## WHAT THE EXERCISE ASKS
Which lines hold the string "städerna"? Copy every one of them.

## RECORDS PROVIDED
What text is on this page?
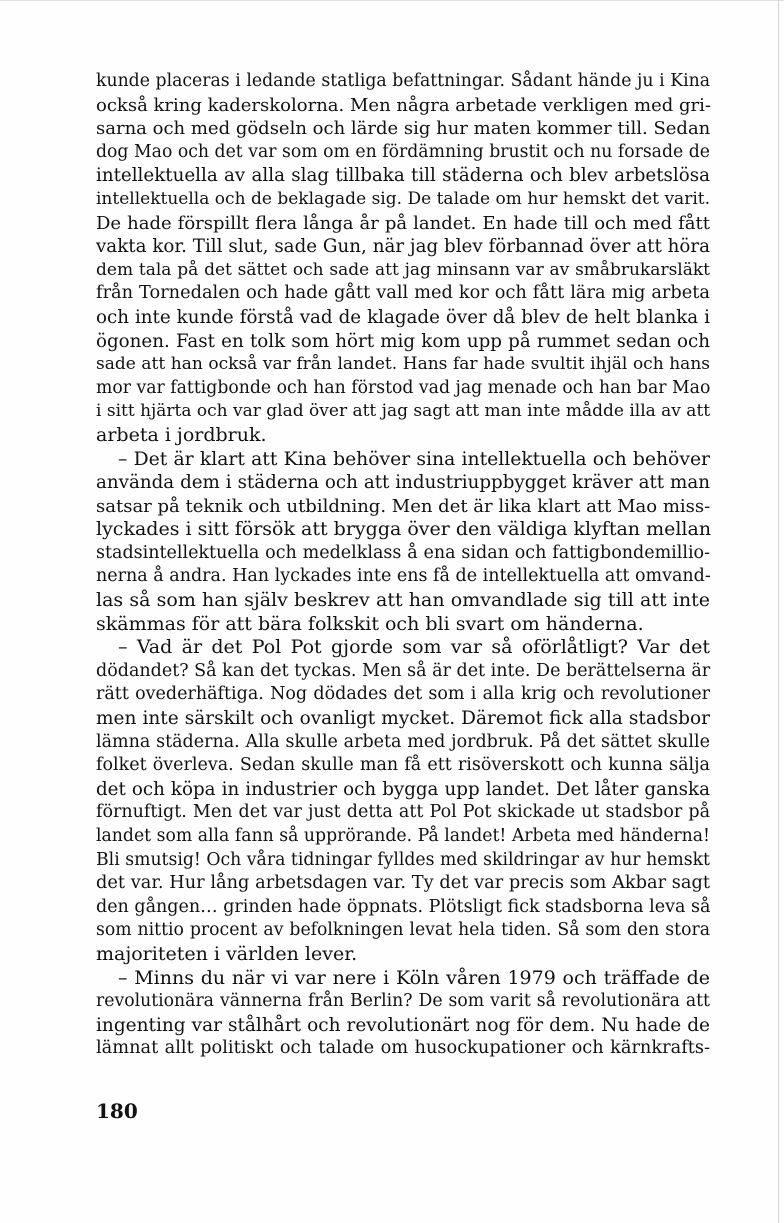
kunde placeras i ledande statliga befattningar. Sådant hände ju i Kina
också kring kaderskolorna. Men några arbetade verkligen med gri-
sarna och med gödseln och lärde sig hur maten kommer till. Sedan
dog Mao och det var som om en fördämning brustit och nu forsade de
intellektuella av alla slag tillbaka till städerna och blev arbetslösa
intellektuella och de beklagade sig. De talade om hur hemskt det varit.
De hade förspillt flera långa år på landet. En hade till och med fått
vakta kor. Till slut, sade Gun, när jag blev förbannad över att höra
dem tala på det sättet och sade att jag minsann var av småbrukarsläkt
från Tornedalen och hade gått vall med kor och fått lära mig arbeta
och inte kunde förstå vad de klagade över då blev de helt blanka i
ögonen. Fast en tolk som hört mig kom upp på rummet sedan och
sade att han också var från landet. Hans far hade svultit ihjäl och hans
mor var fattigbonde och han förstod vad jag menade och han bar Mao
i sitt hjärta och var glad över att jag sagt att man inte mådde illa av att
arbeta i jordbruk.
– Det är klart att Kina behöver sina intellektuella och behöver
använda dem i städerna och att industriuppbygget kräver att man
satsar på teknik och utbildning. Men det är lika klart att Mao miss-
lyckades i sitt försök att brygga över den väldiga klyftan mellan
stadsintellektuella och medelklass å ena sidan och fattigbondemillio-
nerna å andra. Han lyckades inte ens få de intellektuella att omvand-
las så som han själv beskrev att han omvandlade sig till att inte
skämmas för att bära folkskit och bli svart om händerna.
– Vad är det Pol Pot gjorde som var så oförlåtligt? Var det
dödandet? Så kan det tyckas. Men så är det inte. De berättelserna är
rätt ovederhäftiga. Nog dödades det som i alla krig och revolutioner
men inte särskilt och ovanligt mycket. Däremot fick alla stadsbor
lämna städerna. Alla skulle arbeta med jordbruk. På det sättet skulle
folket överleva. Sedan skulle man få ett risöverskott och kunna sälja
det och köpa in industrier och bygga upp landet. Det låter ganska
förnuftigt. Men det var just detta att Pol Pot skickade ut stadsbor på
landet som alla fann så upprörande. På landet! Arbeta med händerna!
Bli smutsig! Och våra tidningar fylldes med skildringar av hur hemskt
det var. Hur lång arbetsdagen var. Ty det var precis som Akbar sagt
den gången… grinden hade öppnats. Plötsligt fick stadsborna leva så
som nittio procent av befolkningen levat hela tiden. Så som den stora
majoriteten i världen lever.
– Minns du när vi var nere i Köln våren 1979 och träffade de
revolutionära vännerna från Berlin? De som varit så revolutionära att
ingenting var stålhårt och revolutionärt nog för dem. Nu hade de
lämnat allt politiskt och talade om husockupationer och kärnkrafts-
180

* * *

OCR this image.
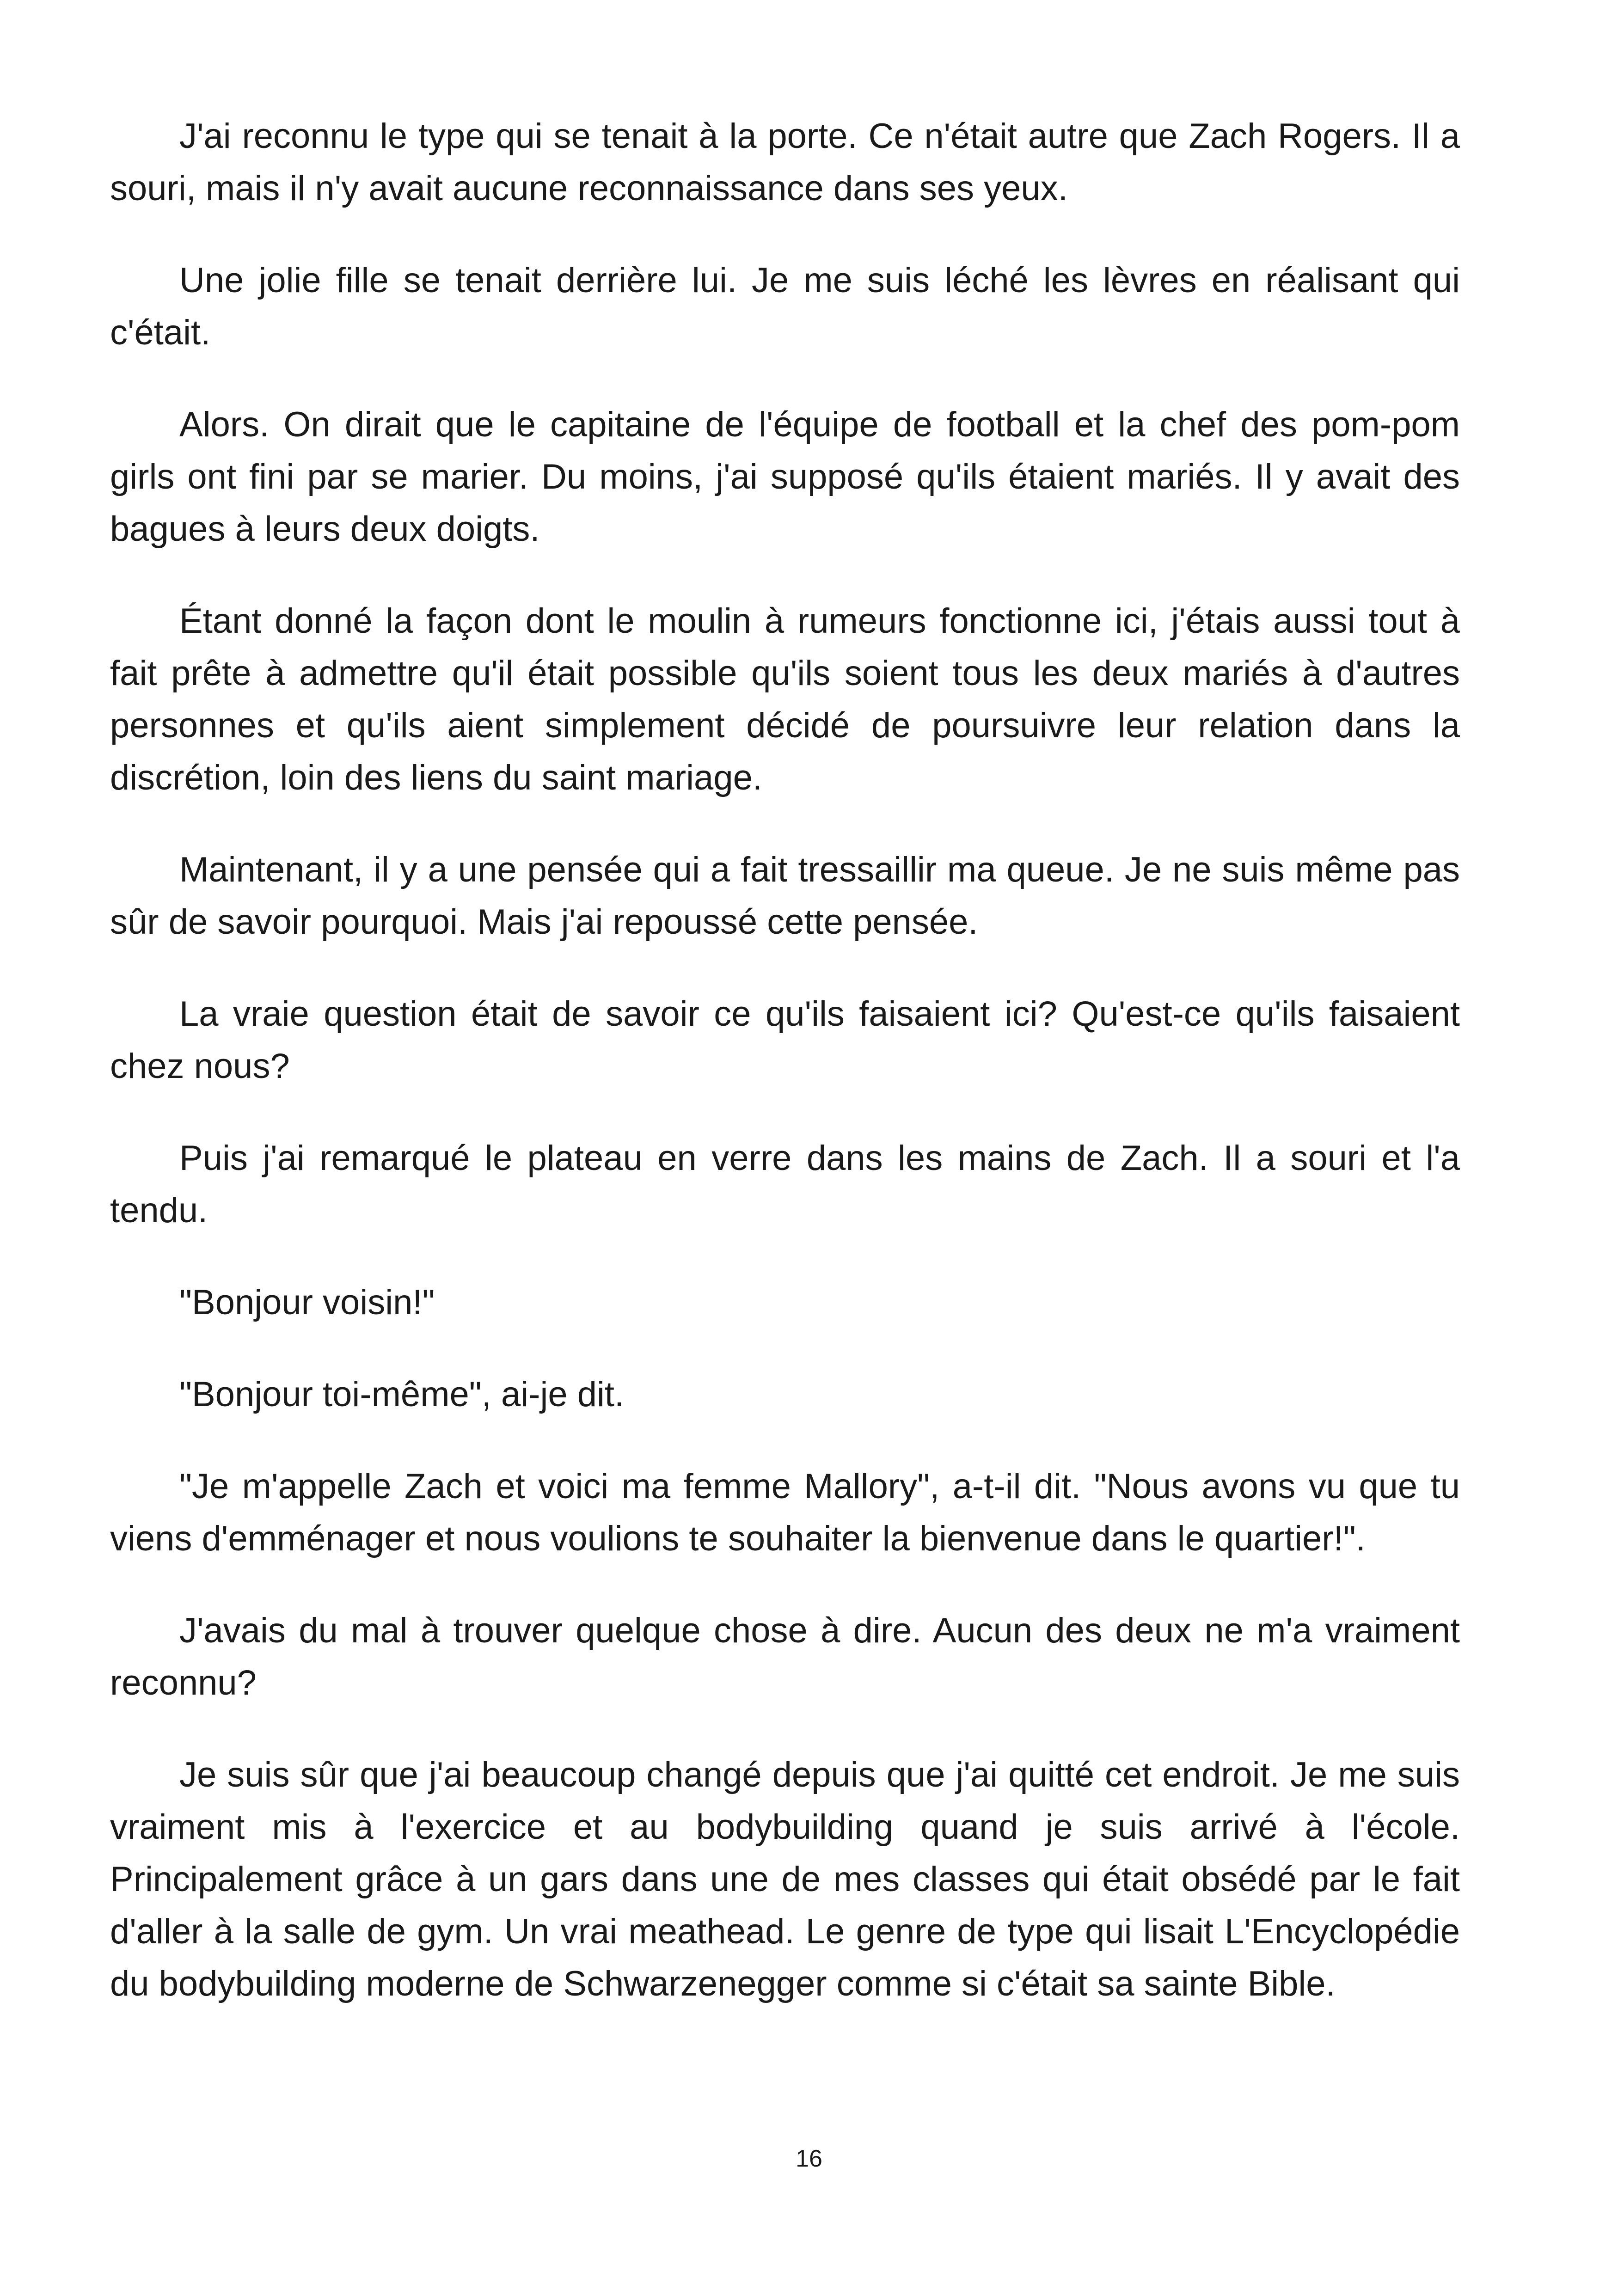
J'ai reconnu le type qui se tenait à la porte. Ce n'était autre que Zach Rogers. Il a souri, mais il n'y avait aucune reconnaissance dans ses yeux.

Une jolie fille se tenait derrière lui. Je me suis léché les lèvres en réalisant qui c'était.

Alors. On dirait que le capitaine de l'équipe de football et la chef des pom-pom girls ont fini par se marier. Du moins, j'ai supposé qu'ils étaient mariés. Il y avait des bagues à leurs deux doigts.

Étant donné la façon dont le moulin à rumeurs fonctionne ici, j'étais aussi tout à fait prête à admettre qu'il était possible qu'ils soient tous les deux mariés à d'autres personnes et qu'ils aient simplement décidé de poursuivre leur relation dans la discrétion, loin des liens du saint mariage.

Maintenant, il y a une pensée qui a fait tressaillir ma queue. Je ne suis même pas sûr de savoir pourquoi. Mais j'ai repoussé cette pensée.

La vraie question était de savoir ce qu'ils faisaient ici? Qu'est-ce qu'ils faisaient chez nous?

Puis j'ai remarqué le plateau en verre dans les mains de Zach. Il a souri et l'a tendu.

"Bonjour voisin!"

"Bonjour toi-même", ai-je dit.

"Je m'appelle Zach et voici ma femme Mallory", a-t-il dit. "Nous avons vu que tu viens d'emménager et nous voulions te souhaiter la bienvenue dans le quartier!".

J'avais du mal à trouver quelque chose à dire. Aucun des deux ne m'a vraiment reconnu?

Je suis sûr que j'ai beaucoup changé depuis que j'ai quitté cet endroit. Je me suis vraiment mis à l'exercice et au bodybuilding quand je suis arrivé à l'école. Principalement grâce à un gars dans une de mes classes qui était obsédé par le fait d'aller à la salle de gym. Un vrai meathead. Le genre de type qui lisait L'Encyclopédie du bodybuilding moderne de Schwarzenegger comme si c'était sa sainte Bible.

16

## RESULT OF THIS EXERCISE
intellektuella av alla slag tillbaka till städerna och blev arbetslösa
använda dem i städerna och att industriuppbygget kräver att man
lämna städerna. Alla skulle arbeta med jordbruk. På det sättet skulle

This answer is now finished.